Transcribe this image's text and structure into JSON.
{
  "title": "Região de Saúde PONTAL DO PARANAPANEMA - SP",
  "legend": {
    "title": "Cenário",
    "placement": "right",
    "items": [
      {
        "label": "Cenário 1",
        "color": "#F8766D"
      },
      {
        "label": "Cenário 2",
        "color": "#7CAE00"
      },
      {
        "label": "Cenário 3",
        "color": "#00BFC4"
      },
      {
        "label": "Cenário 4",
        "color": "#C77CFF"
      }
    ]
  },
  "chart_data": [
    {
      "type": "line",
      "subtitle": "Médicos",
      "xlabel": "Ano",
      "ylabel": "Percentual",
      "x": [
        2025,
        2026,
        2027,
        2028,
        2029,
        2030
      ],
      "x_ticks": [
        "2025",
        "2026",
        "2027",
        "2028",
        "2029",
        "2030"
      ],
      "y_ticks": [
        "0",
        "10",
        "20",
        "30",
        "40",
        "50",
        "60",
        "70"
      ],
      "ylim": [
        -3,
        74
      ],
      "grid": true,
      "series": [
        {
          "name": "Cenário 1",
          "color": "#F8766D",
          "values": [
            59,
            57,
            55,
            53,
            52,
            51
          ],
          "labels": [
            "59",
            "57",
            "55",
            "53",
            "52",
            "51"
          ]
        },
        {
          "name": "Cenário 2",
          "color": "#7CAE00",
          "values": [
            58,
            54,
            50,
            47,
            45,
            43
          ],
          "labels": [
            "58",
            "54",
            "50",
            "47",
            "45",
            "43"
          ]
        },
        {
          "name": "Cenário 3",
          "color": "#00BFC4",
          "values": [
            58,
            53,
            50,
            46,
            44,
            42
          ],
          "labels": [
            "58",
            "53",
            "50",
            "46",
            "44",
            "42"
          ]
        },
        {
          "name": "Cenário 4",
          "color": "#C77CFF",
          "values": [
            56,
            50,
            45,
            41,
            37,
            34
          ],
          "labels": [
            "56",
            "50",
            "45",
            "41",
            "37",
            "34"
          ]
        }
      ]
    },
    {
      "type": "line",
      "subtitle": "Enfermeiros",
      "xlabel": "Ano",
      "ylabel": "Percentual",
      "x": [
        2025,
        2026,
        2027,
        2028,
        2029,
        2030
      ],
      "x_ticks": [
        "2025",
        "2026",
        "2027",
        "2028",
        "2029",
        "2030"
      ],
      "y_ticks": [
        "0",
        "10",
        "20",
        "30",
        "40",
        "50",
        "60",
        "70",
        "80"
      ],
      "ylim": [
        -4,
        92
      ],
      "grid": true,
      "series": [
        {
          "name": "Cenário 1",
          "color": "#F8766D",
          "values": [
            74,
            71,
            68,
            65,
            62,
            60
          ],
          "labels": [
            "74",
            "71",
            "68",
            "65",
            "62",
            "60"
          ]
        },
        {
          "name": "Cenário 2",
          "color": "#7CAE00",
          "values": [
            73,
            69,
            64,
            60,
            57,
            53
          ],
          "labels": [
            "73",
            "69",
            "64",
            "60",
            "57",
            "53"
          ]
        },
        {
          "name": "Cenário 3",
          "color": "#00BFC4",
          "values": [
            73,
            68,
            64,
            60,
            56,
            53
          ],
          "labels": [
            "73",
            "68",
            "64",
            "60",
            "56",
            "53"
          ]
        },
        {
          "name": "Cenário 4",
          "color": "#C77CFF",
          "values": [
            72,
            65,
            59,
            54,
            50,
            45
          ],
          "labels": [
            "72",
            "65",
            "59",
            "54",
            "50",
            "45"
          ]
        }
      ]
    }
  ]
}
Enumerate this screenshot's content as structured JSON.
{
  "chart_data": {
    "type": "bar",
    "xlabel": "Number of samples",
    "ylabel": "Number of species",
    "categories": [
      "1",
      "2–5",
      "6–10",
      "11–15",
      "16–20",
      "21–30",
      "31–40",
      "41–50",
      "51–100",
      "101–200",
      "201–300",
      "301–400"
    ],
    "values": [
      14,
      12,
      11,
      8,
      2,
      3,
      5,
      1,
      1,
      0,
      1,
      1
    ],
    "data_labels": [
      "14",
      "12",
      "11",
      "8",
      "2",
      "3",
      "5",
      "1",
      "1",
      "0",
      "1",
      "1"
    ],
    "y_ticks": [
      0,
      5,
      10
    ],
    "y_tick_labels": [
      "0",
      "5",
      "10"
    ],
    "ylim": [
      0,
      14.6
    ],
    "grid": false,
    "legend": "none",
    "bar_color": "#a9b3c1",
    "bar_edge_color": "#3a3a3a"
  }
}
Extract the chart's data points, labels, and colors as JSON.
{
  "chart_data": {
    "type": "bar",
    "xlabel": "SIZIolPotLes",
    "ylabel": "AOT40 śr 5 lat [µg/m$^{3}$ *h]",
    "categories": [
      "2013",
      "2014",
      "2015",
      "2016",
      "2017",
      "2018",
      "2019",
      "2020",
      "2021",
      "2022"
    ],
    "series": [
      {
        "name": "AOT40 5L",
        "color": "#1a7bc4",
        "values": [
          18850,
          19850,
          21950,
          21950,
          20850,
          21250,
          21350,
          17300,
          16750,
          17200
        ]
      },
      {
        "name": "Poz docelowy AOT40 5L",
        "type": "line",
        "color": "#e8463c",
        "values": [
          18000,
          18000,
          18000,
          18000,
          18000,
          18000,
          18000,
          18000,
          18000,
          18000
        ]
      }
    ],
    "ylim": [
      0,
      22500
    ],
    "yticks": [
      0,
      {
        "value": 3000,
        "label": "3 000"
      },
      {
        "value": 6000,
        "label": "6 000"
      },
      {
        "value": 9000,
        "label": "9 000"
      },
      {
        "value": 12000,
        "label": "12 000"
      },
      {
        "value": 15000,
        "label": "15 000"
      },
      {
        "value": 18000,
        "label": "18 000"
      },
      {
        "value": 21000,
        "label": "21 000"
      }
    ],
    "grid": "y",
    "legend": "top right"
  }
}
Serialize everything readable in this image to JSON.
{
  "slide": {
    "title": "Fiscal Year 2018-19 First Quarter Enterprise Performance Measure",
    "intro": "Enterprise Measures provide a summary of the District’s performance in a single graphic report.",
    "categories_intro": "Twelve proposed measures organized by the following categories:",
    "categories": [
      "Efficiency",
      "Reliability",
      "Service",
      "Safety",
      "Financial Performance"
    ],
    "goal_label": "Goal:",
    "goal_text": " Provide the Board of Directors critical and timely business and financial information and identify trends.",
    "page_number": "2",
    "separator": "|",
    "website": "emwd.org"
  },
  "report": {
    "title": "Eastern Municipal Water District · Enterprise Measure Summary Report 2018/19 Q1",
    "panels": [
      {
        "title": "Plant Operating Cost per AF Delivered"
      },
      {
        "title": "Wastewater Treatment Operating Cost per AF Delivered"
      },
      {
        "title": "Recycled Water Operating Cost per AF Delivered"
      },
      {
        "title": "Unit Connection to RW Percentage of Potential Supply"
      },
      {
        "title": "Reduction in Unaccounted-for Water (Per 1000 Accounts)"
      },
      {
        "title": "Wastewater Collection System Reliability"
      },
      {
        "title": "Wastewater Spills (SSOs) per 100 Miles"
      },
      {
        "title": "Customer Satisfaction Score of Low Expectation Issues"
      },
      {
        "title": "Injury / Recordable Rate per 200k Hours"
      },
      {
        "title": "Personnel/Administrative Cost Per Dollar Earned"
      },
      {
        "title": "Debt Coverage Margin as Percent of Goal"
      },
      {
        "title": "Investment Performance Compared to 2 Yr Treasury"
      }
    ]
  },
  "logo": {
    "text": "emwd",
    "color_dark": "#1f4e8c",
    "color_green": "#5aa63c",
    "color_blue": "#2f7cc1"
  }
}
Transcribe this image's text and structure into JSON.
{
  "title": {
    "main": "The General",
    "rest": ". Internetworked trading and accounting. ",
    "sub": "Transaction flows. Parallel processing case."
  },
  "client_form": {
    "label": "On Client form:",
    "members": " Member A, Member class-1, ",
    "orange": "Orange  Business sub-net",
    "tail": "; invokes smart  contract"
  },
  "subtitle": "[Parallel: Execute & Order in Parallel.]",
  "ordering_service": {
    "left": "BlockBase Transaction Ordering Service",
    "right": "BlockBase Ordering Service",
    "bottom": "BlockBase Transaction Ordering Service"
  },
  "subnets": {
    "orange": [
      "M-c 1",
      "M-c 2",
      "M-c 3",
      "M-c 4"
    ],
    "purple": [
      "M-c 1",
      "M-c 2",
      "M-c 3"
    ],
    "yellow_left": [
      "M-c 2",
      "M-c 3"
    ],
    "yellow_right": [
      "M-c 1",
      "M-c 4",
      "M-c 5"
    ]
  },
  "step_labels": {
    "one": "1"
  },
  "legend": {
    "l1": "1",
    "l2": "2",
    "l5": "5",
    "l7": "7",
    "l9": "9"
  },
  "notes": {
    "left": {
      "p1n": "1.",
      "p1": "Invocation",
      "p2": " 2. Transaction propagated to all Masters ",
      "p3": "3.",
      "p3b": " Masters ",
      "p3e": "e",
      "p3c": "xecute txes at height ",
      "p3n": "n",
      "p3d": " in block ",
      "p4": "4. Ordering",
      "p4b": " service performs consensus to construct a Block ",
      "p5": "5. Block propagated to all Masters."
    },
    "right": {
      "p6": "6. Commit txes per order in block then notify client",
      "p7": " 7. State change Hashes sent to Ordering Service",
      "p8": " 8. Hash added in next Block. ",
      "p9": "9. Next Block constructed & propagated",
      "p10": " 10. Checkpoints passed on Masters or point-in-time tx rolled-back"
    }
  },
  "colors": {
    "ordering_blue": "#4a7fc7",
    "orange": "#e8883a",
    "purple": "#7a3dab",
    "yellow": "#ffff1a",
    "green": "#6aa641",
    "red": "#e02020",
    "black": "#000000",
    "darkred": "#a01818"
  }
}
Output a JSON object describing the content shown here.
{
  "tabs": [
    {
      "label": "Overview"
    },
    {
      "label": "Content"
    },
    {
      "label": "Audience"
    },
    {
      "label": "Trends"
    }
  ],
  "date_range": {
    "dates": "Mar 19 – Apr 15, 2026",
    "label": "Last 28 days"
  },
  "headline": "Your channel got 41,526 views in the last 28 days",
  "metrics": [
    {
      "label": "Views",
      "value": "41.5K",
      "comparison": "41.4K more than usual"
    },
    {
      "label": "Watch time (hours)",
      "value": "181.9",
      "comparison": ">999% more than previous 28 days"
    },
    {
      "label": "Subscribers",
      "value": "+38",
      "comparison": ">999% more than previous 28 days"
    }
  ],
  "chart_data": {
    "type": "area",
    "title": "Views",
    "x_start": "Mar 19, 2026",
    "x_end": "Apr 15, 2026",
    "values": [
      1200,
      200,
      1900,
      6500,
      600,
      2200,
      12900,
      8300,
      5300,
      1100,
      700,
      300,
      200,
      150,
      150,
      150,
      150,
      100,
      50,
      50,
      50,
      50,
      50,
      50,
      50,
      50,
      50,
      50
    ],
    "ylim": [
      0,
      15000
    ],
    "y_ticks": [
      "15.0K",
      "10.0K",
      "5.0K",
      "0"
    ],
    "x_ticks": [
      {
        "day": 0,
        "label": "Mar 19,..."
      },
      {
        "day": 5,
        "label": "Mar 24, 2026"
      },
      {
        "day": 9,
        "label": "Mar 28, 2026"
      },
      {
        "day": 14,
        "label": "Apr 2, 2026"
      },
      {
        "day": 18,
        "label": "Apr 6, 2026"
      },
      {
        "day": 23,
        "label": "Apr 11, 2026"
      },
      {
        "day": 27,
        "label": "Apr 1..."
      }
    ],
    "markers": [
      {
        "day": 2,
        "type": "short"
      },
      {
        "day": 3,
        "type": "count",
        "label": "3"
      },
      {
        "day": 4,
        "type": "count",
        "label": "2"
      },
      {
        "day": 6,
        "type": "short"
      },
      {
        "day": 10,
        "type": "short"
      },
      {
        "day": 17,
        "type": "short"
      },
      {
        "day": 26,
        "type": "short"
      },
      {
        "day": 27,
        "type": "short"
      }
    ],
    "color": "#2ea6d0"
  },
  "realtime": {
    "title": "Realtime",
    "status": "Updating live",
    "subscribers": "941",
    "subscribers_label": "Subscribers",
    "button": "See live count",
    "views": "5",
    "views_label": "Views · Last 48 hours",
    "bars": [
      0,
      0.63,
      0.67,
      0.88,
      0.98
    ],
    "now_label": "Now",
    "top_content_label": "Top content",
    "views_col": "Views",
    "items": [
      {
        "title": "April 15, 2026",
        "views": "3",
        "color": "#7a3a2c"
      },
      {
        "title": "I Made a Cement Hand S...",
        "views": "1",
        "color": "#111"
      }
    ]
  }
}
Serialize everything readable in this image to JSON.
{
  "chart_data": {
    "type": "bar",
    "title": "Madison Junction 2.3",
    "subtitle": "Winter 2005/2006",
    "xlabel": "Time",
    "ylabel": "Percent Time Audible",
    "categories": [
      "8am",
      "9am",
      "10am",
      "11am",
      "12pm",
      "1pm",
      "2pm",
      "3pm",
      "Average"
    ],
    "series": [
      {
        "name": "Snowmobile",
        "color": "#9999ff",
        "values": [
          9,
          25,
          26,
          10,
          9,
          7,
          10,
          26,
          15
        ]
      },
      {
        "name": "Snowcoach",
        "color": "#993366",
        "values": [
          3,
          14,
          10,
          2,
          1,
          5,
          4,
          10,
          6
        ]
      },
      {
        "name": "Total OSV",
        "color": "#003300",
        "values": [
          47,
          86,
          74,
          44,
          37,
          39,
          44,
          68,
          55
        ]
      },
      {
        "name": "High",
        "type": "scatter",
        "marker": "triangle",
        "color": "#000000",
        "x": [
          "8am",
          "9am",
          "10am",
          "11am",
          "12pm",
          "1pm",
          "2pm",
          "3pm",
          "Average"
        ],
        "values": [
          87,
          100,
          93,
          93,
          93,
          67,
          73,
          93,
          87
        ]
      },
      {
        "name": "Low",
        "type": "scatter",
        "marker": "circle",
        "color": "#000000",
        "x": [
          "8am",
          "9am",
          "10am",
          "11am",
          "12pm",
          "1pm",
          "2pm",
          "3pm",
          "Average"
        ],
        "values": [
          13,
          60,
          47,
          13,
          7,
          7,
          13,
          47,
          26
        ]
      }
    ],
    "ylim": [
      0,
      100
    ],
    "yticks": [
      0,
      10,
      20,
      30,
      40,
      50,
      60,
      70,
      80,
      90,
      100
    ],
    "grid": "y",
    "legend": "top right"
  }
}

* * *

• SHORT PROBLEM:
Gather all lines with the string "propagated" from the data.

• RESULT OF THIS EXERCISE:
      "p2": " 2. Transaction propagated to all Masters ",
      "p5": "5. Block propagated to all Masters."
      "p9": "9. Next Block constructed & propagated",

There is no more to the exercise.